- [Instructions for the task] Write out, precisely and in full, each line of the material.

Stored records
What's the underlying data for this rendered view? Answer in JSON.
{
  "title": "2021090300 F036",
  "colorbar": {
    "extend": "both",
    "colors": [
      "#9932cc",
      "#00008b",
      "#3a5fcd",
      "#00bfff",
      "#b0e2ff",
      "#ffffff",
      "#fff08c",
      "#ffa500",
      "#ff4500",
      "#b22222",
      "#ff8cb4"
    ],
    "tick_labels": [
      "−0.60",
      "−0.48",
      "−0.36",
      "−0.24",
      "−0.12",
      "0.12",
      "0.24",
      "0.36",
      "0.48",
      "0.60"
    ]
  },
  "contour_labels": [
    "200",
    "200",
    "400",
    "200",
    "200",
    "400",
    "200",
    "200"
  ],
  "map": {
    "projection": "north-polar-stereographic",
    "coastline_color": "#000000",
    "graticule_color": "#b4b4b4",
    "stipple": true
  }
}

- [Result of this exercise]
What's the underlying data for this rendered view? Answer in JSON.
{
  "title": "2021090300 F036",
  "colorbar": {
    "extend": "both",
    "colors": [
      "#9932cc",
      "#00008b",
      "#3a5fcd",
      "#00bfff",
      "#b0e2ff",
      "#ffffff",
      "#fff08c",
      "#ffa500",
      "#ff4500",
      "#b22222",
      "#ff8cb4"
    ],
    "tick_labels": [
      "−0.60",
      "−0.48",
      "−0.36",
      "−0.24",
      "−0.12",
      "0.12",
      "0.24",
      "0.36",
      "0.48",
      "0.60"
    ]
  },
  "contour_labels": [
    "200",
    "200",
    "400",
    "200",
    "200",
    "400",
    "200",
    "200"
  ],
  "map": {
    "projection": "north-polar-stereographic",
    "coastline_color": "#000000",
    "graticule_color": "#b4b4b4",
    "stipple": true
  }
}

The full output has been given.